DIRECTIONS
Name each journal or preprint server that appears in the paper citations of the retina research summaries below.

High-efficiency base editing for Stargardt disease in mice, non-human primates, and human retina tissue (Muller et al., bioRxiv, 2023)
Stargardt disease is a currently untreatable, inherited neurodegenerative disease that leads to macular degeneration and blindness due to loss-of-function mutations in the ABCA4 gene. We have designed a dual adeno-associated viral vector split-intein adenine base-editing strategy to correct the most common mutation in ABCA4 (c.5882G>A, p.G1961E). We optimized ABCA4 base editing in human models, including retinal organoids, iPSC-derived retinal pigment epithelial (RPE) cells, as well as adult human retinal- and RPE/choroid explants in vitro. The resulting gene therapy vectors achieved high levels of gene correction in mutation-carrying mice and in non-human primates, with an average editing of 37% of photoreceptors and 73% of RPE cells in vivo. The high editing rates in primates make way for precise and efficient gene editing in other neurodegenerative ocular diseases.
Restoring light sensitivity using tunable near-infrared sensors. (Nelidova et al., Science,2020)
Photoreceptor degeneration is an important cause of blindness. Nelidova et al. used tunable, near-infrared sensors to render diseased photoreceptors light sensitive again (see the Perspective by Franke and Vlasits). Gold nanorods capable of detecting infrared light were coupled with an antibody to temperature-sensitive ion channels. When the nanorods absorbed light and converted it into heat, the coupled ion channels were gated by infrared light. In a mouse model of retinal degeneration, these ion channels were successfully targeted to cone photoreceptors, and responses to near infrared light could be detected. In the primary visual cortex, more cells responded to near-infrared stimuli in mice expressing these ion channels than in controls. By changing the length of the gold nanorods, the system could be tuned to different infrared wavelengths.
Cell Types of the Human Retina and Its Organoids at Single-Cell Resolution (Cowan et al., Cell, 2020)
Human organoids recapitulating the cell-type diversity and function of their target organ are valuable for basic and translational research. We developed light-sensitive human retinal organoids with multiple nuclear and synaptic layers and functional synapses. We sequenced the RNA of 285,441 single cells from these organoids at seven developmental time points and from the periphery, fovea, pigment epithelium and choroid of light-responsive adult human retinas, and performed histochemistry. Cell types in organoids matured in vitro to a stable “developed” state at a rate similar to human retina development in vivo. Transcriptomes of organoid cell types converged toward the transcriptomes of adult peripheral retinal cell types. Expression of disease-associated genes was cell-type-specific in adult retina, and cell-type specificity was retained in organoids. We implicate unexpected cell types in diseases such as macular degeneration. This resource identifies cellular targets for studying disease mechanisms in organoids and for targeted repair in human retinas.
Targeting neuronal and glial cell types with synthetic promoter AAVs in mice, non-human primates and humans. (Jüttner et al., Nature Neuroscience, 2019)
Targeting genes to specific neuronal or glial cell types is valuable for both understanding and repairing brain circuits. Adeno-associated viruses (AAVs) are frequently used for gene delivery, but targeting expression to specific cell types is an unsolved problem. We created a library of 230 AAVs, each with a different synthetic promoter designed using four independent strategies. We show that a number of these AAVs specifically target expression to neuronal and glial cell types in the mouse and non-human primate retina in vivo and in the human retina in vitro. We demonstrate applications for recording and stimulation, as well as the intersectional and combinatorial labeling of cell types. These resources and approaches allow economic, fast and efficient cell-type targeting in a variety of species, both for fundamental science and for gene therapy.

GIVEN RECORDS
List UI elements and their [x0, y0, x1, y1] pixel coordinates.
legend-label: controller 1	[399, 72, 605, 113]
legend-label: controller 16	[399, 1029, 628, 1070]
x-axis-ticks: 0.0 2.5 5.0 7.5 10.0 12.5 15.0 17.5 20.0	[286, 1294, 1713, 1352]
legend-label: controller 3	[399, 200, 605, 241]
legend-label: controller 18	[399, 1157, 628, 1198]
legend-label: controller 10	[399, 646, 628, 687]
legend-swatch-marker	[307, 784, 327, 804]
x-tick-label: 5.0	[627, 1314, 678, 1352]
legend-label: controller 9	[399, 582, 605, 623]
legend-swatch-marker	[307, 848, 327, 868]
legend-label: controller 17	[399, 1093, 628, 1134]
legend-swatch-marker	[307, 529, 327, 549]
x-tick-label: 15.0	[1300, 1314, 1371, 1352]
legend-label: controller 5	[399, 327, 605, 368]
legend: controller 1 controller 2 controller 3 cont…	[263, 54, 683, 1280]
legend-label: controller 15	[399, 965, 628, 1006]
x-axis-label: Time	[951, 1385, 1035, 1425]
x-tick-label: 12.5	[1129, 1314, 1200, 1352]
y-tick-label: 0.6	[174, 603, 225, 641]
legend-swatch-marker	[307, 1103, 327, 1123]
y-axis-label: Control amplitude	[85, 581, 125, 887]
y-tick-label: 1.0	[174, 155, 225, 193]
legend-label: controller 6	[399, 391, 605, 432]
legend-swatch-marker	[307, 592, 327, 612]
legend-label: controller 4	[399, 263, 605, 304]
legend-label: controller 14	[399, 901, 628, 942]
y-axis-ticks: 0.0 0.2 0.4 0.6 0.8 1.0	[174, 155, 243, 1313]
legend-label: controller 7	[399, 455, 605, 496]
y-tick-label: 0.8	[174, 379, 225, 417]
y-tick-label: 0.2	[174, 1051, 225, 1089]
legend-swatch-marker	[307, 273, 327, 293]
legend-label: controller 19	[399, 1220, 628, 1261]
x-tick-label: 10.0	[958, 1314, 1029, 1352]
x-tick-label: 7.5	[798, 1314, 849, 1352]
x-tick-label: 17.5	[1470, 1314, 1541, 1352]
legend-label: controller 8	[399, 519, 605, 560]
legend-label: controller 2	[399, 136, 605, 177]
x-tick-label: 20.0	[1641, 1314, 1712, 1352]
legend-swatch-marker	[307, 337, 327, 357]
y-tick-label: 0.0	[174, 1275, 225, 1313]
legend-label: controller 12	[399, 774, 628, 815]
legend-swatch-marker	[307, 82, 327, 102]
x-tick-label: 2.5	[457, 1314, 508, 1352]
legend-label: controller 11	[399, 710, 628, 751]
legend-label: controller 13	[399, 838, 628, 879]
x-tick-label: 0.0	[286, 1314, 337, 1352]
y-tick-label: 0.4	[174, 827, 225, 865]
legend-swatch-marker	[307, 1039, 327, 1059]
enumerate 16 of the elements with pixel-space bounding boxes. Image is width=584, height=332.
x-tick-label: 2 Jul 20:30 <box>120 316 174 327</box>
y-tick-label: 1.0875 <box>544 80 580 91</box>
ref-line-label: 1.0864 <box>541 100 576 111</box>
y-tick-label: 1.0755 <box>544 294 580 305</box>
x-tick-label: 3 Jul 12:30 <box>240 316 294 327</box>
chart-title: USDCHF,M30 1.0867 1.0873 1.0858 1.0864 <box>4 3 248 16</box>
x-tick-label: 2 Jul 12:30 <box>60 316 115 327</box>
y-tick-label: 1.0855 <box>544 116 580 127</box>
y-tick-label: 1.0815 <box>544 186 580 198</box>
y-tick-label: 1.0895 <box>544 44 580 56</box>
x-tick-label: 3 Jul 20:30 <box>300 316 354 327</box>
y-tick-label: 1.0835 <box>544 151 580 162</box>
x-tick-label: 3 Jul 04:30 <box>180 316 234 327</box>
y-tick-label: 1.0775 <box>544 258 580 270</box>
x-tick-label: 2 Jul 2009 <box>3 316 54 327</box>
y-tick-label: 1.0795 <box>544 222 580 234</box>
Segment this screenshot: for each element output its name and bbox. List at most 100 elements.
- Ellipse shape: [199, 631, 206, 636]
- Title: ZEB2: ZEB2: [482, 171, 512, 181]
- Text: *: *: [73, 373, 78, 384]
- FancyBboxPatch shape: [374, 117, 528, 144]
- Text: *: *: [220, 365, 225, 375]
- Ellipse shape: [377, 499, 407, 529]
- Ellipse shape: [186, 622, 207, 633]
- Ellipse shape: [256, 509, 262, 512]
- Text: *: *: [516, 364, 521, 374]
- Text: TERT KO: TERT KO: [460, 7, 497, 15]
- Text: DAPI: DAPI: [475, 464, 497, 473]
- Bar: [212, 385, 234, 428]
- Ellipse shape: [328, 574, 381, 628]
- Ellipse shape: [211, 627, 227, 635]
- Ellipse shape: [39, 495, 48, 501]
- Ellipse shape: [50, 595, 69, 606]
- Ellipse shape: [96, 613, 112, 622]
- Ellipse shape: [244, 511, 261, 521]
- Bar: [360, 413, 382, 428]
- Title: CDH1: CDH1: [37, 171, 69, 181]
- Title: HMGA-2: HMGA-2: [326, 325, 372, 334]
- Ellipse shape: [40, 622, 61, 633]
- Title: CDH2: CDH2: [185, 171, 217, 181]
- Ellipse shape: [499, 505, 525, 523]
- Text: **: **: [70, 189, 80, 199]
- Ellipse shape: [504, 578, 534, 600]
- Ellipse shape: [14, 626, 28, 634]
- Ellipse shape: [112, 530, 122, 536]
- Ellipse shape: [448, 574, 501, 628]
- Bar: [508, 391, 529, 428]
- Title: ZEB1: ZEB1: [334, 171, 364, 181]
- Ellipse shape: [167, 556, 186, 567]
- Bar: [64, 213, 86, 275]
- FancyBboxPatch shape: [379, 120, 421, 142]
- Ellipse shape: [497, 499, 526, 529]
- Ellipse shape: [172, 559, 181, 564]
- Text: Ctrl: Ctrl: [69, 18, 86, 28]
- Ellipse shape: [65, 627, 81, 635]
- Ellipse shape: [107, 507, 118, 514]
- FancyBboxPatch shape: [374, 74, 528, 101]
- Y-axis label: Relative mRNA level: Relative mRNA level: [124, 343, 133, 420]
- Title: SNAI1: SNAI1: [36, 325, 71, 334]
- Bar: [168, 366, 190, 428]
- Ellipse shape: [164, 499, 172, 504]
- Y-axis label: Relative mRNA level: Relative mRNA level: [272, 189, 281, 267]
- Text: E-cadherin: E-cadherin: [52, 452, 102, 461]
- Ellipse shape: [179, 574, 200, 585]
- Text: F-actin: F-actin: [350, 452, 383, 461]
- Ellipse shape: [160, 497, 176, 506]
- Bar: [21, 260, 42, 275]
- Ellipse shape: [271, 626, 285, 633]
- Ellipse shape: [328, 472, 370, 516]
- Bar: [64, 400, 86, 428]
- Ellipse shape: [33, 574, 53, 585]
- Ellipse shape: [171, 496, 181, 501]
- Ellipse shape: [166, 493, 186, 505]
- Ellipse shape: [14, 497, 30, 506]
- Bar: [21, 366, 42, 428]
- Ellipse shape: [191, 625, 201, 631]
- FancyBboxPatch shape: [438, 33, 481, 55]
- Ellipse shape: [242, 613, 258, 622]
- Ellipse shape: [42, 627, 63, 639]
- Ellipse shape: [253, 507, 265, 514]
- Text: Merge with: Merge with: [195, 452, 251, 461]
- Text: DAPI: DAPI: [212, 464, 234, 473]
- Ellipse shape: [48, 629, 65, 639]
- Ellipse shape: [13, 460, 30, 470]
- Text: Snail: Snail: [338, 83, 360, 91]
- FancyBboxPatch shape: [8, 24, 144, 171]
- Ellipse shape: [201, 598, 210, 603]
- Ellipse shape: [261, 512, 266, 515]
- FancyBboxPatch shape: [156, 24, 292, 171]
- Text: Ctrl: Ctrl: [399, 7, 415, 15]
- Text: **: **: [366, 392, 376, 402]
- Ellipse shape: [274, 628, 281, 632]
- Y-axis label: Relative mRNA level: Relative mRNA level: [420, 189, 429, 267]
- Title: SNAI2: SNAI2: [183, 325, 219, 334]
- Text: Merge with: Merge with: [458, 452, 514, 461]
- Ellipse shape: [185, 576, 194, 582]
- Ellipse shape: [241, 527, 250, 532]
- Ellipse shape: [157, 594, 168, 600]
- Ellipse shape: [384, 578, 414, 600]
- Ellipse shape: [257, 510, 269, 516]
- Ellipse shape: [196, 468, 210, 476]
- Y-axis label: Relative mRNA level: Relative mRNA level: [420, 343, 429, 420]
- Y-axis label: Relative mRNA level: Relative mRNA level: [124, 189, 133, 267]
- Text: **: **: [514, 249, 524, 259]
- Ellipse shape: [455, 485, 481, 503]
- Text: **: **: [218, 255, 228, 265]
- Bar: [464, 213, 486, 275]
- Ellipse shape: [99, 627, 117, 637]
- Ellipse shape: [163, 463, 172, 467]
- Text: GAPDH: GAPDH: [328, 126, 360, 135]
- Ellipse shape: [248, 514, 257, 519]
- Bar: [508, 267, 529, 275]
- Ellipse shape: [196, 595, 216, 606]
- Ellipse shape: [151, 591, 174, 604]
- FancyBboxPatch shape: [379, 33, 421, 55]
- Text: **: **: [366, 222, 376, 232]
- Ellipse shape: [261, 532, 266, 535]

RESPONSE
bioRxiv
Science
Cell
Nature Neuroscience